TASK DETAILS - Nothing other than the lines from the one containing "Give me the" through the close of the entries below should be printed, each exactly.

Dataset rows about figures:
start

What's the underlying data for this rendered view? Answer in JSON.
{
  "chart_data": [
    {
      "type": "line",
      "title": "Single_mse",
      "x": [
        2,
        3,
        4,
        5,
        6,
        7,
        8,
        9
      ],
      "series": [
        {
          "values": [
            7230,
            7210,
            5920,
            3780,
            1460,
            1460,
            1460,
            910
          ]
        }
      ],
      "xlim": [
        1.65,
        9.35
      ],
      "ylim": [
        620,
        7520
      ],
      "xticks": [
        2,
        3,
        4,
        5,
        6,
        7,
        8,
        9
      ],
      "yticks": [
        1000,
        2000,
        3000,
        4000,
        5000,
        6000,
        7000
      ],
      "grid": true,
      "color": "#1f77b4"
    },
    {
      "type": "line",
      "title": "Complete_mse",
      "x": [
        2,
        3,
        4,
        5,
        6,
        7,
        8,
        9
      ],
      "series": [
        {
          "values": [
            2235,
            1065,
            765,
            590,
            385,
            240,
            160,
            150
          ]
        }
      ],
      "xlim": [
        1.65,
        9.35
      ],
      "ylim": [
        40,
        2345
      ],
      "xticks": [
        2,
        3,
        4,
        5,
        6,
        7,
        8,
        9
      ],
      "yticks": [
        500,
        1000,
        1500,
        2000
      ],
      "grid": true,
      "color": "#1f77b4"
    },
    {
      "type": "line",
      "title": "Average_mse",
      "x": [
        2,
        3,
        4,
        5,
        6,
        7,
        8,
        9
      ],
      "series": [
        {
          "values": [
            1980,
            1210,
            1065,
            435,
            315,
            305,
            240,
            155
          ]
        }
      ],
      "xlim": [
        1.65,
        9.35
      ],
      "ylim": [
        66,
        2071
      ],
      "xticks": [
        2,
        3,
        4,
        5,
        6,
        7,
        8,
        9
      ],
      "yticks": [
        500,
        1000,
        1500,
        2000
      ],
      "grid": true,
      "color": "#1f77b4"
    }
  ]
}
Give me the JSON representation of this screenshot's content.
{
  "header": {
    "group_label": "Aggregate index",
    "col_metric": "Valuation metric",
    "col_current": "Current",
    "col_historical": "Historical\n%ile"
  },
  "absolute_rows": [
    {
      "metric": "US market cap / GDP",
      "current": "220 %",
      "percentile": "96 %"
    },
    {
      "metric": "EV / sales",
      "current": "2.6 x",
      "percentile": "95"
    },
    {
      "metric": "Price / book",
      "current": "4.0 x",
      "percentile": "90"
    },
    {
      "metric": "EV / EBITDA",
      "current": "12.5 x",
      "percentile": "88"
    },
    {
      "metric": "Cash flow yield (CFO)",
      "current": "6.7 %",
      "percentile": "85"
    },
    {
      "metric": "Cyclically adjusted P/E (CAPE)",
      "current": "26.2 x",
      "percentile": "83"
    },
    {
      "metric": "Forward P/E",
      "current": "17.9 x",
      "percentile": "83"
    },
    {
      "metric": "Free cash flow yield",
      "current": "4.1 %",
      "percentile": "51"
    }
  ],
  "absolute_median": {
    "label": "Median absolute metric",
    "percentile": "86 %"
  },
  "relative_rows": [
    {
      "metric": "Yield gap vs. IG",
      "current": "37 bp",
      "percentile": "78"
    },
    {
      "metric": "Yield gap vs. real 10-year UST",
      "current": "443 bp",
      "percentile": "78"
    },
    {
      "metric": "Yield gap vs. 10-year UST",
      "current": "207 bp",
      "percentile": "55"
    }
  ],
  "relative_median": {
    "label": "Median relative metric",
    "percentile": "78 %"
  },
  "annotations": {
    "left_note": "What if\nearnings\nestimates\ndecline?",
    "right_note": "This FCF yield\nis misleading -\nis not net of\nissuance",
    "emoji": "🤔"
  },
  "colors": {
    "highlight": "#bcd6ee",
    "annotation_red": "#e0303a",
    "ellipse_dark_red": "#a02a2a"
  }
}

end

TASK RESPONSE -
Give me the JSON representation of this screenshot's content.
{
  "header": {
    "group_label": "Aggregate index",
    "col_metric": "Valuation metric",
    "col_current": "Current",
    "col_historical": "Historical\n%ile"
  },
  "absolute_rows": [
    {
      "metric": "US market cap / GDP",
      "current": "220 %",
      "percentile": "96 %"
    },
    {
      "metric": "EV / sales",
      "current": "2.6 x",
      "percentile": "95"
    },
    {
      "metric": "Price / book",
      "current": "4.0 x",
      "percentile": "90"
    },
    {
      "metric": "EV / EBITDA",
      "current": "12.5 x",
      "percentile": "88"
    },
    {
      "metric": "Cash flow yield (CFO)",
      "current": "6.7 %",
      "percentile": "85"
    },
    {
      "metric": "Cyclically adjusted P/E (CAPE)",
      "current": "26.2 x",
      "percentile": "83"
    },
    {
      "metric": "Forward P/E",
      "current": "17.9 x",
      "percentile": "83"
    },
    {
      "metric": "Free cash flow yield",
      "current": "4.1 %",
      "percentile": "51"
    }
  ],
  "absolute_median": {
    "label": "Median absolute metric",
    "percentile": "86 %"
  },
  "relative_rows": [
    {
      "metric": "Yield gap vs. IG",
      "current": "37 bp",
      "percentile": "78"
    },
    {
      "metric": "Yield gap vs. real 10-year UST",
      "current": "443 bp",
      "percentile": "78"
    },
    {
      "metric": "Yield gap vs. 10-year UST",
      "current": "207 bp",
      "percentile": "55"
    }
  ],
  "relative_median": {
    "label": "Median relative metric",
    "percentile": "78 %"
  },
  "annotations": {
    "left_note": "What if\nearnings\nestimates\ndecline?",
    "right_note": "This FCF yield\nis misleading -\nis not net of\nissuance",
    "emoji": "🤔"
  },
  "colors": {
    "highlight": "#bcd6ee",
    "annotation_red": "#e0303a",
    "ellipse_dark_red": "#a02a2a"
  }
}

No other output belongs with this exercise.